Note: The mercurial server is disabled at the moment while I investigate whether it can run with an acceptably low CPU load – Mike.
Thunder tutorial
Thunder[1] is based on a register machine with a RISC-like instruction set where arithmetic instructions specify two source registers and a destination, or a source register, an immediate operand and a destination. Loads and stores are separate from arithmetic, and support a few simple addressing modes.
Note: the code contained in this tutorial will work on x86, ARM and amd64. For amd64, there are complications due to the fact that the virtual machine can access only the bottom 2GB of the address space, so it's best to stick with x86 for now.
Another page has a comprehensive list of Thunder instructions.
Touring fact.c
The code shown here is part of the example program thunder/fact.c
included with Thunder. Build instructions are given below.
First, we need to get a piece of C gobbledegook out of the way:
typedef int (*funcp)(int);
This defines funcp
to be the type of pointers to functions that take an int
parameter and return an int
result.[2]
Then we can define compile
to be a function with no parameters that returns this type: it does so by using Thunder to create a factorial function and return it.
funcp compile(void) { void *entry;
We'll use void *
for the type of addresses in the generated code. In this case entry
is the entry point for the factorial function.
vmlabel lab1 = vm_newlab(), lab2 = vm_newlab(); vmreg r0 = vm_ireg[0], r1 = vm_ireg[1];
Now we create two label objects for use in the code. We will define these labels at appropriate points below, and can use them as targets for branch instructions either before or after defining them. Everything is fixed up behind the scenes so that the branches lead to the right place.
We also name two registers for use in the code. There are two classes of registers in Thunder: integer and floating point, and the integer registers are divided into the callee-save registers vm_ireg[0..vm_nvreg)
and the caller-save registers vm_ireg[vm_nvreg..vm_nireg)
. Thus, vm_nvreg
is the number of callee-save registers, guaranteed to be preserved across each function call, and vm_nireg
is the total number of integer registers, including any caller-save registers that are not preserved across function calls. The floating point registers vm_freg[0..vm_nfreg)
are all caller-save.
This scheme is convenient, because it's safe to use callee-save registers as if they were caller-save, but not vice versa. Thunder guarantees that all callee-save registers that are used in a function body are saved on entry to the function and restored on exit, either by saving them all regardless, or by monitoring register use in the function body and saving registers as needed.
All existing implementations of Thunder provide at least 2 callee-save registers, at least 7 integer registers altogether, and at least 6 floating-point registers. Smart applications (like the OBC JIT) have their own scheme for managing registers, and can use additional registers if they exist. Simpler applications may use a fixed number of registers for fixed purposes, and can safely ignore any registers they don't need. It's wise to include an assertion like assert(vm_nvreg >= 2 && vm_nireg >= 4)

→ TASK GOAL:
Translate this sentence from the Thunder tutorial into French: "Loads and stores are separate from arithmetic, and support a few simple addressing modes."

→ RECORDS SHOWN:
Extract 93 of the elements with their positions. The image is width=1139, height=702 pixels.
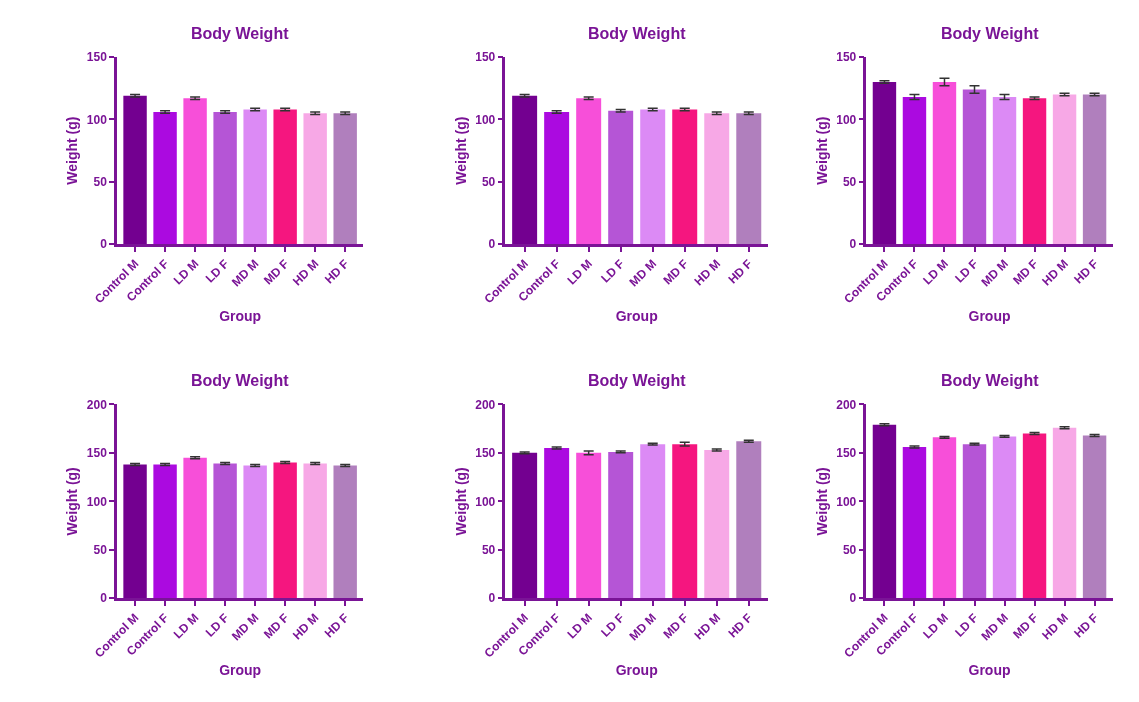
chart-title: Body Weight (191, 372, 290, 389)
bar (736, 113, 762, 245)
bar (303, 113, 327, 245)
y-tick-label: 0 (849, 237, 857, 252)
x-tick-label: MD M (626, 610, 660, 644)
x-tick-label: HD M (691, 256, 724, 289)
bar (512, 95, 538, 245)
x-tick-label: LD F (952, 610, 981, 640)
x-tick-label: LD M (564, 610, 596, 642)
x-tick-label: LD M (170, 256, 202, 288)
y-tick-label: 200 (836, 397, 857, 412)
bar (273, 109, 297, 245)
x-tick-label: LD F (598, 610, 628, 640)
bar (213, 111, 237, 245)
y-tick-label: 150 (86, 446, 108, 461)
y-tick-label: 50 (842, 542, 857, 557)
x-tick-label: HD F (725, 256, 756, 287)
x-tick-label: LD F (952, 256, 981, 286)
x-tick-label: MD F (260, 256, 292, 288)
chart-title: Body Weight (588, 372, 687, 389)
x-tick-label: HD M (1039, 256, 1071, 289)
y-axis-title: Weight (g) (64, 467, 81, 536)
x-tick-label: MD F (260, 610, 292, 642)
x-tick-label: LD M (920, 256, 951, 288)
y-tick-label: 100 (86, 494, 108, 509)
y-axis-title: Weight (g) (452, 467, 469, 536)
x-axis-title: Group (968, 307, 1011, 324)
y-tick-label: 0 (488, 237, 496, 252)
y-tick-label: 0 (849, 591, 857, 606)
y-axis-title: Weight (g) (813, 116, 830, 185)
x-tick-label: MD F (660, 256, 692, 288)
y-axis-title: Weight (g) (452, 116, 469, 185)
y-tick-label: 150 (475, 50, 496, 65)
x-tick-label: MD M (978, 610, 1011, 644)
y-tick-label: 100 (475, 112, 496, 127)
y-tick-label: 100 (836, 112, 857, 127)
bar (243, 109, 267, 245)
x-tick-label: HD F (1071, 610, 1101, 641)
x-tick-label: HD F (1071, 256, 1101, 287)
y-tick-label: 150 (836, 446, 857, 461)
x-tick-label: MD M (978, 256, 1011, 290)
chart-title: Body Weight (941, 25, 1040, 42)
y-tick-label: 50 (842, 174, 857, 189)
x-tick-label: MD F (1010, 610, 1041, 642)
chart-title: Body Weight (941, 372, 1040, 389)
x-tick-label: MD M (626, 256, 660, 290)
y-tick-label: 50 (93, 542, 108, 557)
x-tick-label: LD F (598, 256, 628, 286)
x-tick-label: LD M (564, 256, 596, 288)
y-tick-label: 50 (481, 174, 496, 189)
bar (544, 111, 570, 245)
bar (333, 113, 357, 245)
y-tick-label: 100 (86, 112, 108, 127)
x-axis-title: Group (615, 307, 658, 324)
x-tick-label: MD F (1010, 256, 1041, 288)
x-tick-label: HD M (691, 610, 724, 643)
y-tick-label: 200 (86, 397, 108, 412)
x-axis-title: Group (968, 661, 1011, 678)
bar (672, 109, 698, 245)
y-axis-title: Weight (g) (64, 116, 81, 185)
y-tick-label: 50 (481, 542, 496, 557)
x-tick-label: MD F (660, 610, 692, 642)
y-tick-label: 150 (475, 446, 496, 461)
x-axis-title: Group (219, 307, 262, 324)
bar (640, 109, 666, 245)
x-tick-label: HD F (321, 256, 352, 287)
x-tick-label: LD M (920, 610, 951, 642)
y-axis-title: Weight (g) (813, 467, 830, 536)
bar (704, 113, 730, 245)
y-tick-label: 0 (488, 591, 496, 606)
bar (608, 110, 634, 245)
x-axis-title: Group (219, 661, 262, 678)
y-tick-label: 0 (100, 591, 108, 606)
chart-title: Body Weight (191, 25, 290, 42)
y-tick-label: 100 (475, 494, 496, 509)
bar (576, 98, 602, 245)
x-axis-title: Group (615, 661, 658, 678)
y-tick-label: 200 (475, 397, 496, 412)
bar (123, 95, 147, 245)
x-tick-label: HD M (289, 610, 322, 643)
chart-title: Body Weight (588, 25, 687, 42)
x-tick-label: HD F (321, 610, 352, 641)
y-tick-label: 150 (836, 50, 857, 65)
y-tick-label: 100 (836, 494, 857, 509)
x-tick-label: HD F (725, 610, 756, 641)
x-tick-label: HD M (1039, 610, 1071, 643)
y-tick-label: 0 (100, 237, 108, 252)
x-tick-label: LD M (170, 610, 202, 642)
y-tick-label: 150 (86, 50, 108, 65)
bar (183, 98, 207, 245)
y-tick-label: 50 (93, 174, 108, 189)
bar (153, 111, 177, 245)
x-tick-label: HD M (289, 256, 322, 289)
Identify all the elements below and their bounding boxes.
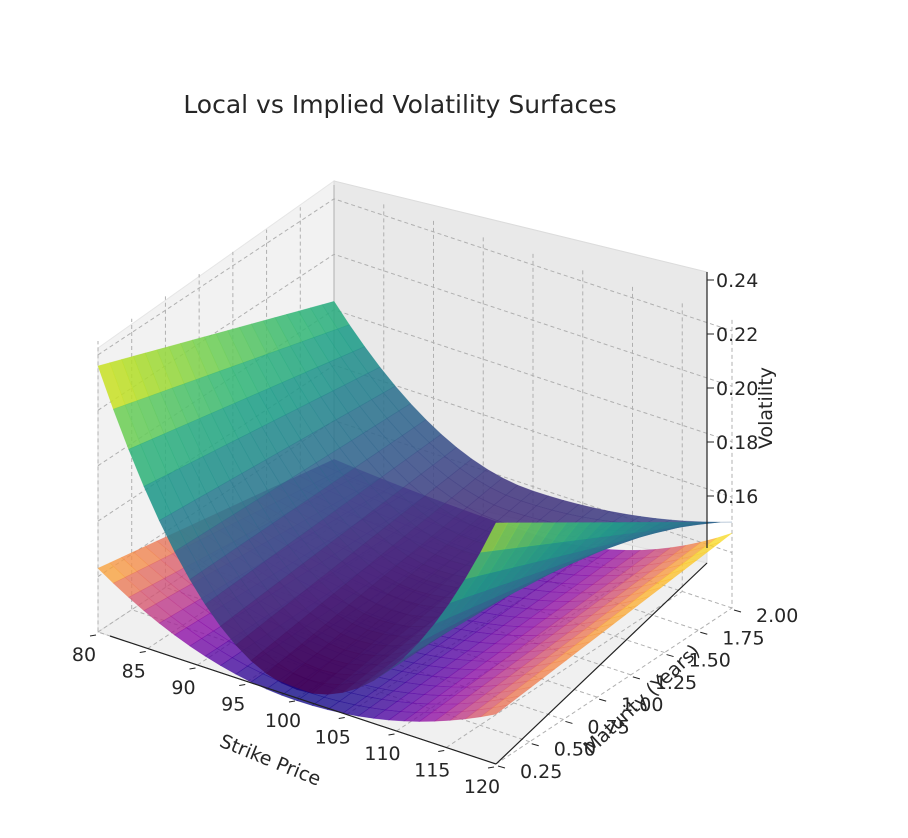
z-tick-label: 0.22 <box>716 324 758 346</box>
implied-vol-facet <box>610 605 638 619</box>
y-tick-mark <box>632 676 640 680</box>
y-tick-mark <box>497 765 506 769</box>
y-tick-label: 1.75 <box>722 627 764 649</box>
x-tick-label: 120 <box>464 776 500 798</box>
x-tick-mark <box>487 766 495 769</box>
x-axis-line <box>109 635 497 765</box>
x-tick-label: 80 <box>72 644 96 666</box>
y-tick-label: 1.25 <box>655 672 697 694</box>
x-tick-label: 95 <box>221 694 245 716</box>
x-tick-label: 100 <box>265 710 301 732</box>
y-tick-mark <box>666 654 674 658</box>
x-tick-mark <box>89 634 97 637</box>
z-tick-label: 0.18 <box>716 432 758 454</box>
local-vol-facet <box>480 522 509 553</box>
axis-lines <box>109 272 708 765</box>
implied-vol-facet <box>657 569 685 583</box>
x-tick-mark <box>288 700 296 703</box>
y-tick-label: 1.50 <box>689 650 731 672</box>
implied-vol-facet <box>574 632 603 646</box>
x-tick-mark <box>189 667 196 670</box>
y-tick-label: 1.00 <box>621 694 663 716</box>
x-tick-mark <box>139 651 146 653</box>
implied-vol-facet <box>504 686 532 700</box>
x-axis-label: Strike Price <box>217 730 324 790</box>
tick-labels: 808590951001051101151200.250.500.751.001… <box>72 270 798 798</box>
x-tick-mark <box>438 750 445 752</box>
y-tick-label: 0.50 <box>554 739 596 761</box>
y-tick-mark <box>700 631 708 635</box>
z-tick-label: 0.20 <box>716 378 758 400</box>
implied-vol-facet <box>480 704 508 718</box>
y-tick-mark <box>531 743 539 747</box>
z-axis-label: Volatility <box>755 367 777 449</box>
x-tick-label: 105 <box>315 727 351 749</box>
implied-vol-facet <box>515 677 544 691</box>
x-tick-mark <box>388 733 395 736</box>
y-axis-line <box>495 562 708 765</box>
z-tick-label: 0.16 <box>716 486 758 508</box>
surfaces <box>97 301 733 722</box>
y-tick-label: 0.75 <box>587 716 629 738</box>
implied-vol-facet <box>692 541 721 557</box>
x-tick-label: 115 <box>414 760 450 782</box>
y-tick-mark <box>733 609 742 613</box>
y-tick-mark <box>565 720 573 724</box>
z-tick-label: 0.24 <box>716 270 758 292</box>
x-tick-mark <box>239 684 246 686</box>
implied-vol-facet <box>586 623 615 637</box>
implied-vol-facet <box>669 560 697 575</box>
implied-vol-facet <box>492 695 520 709</box>
chart-title: Local vs Implied Volatility Surfaces <box>183 90 616 119</box>
y-tick-label: 2.00 <box>756 605 798 627</box>
x-tick-label: 90 <box>171 677 195 699</box>
z-gridline <box>97 198 733 356</box>
x-tick-label: 85 <box>122 661 146 683</box>
x-tick-label: 110 <box>364 743 400 765</box>
x-tick-mark <box>338 717 345 719</box>
y-tick-mark <box>599 698 607 702</box>
y-tick-label: 0.25 <box>520 761 562 783</box>
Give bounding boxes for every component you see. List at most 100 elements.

→ REPLY TO THE EXERCISE:
Les chargements et les stockages sont distincts des opérations arithmétiques et prennent en charge quelques modes d'adressage simples.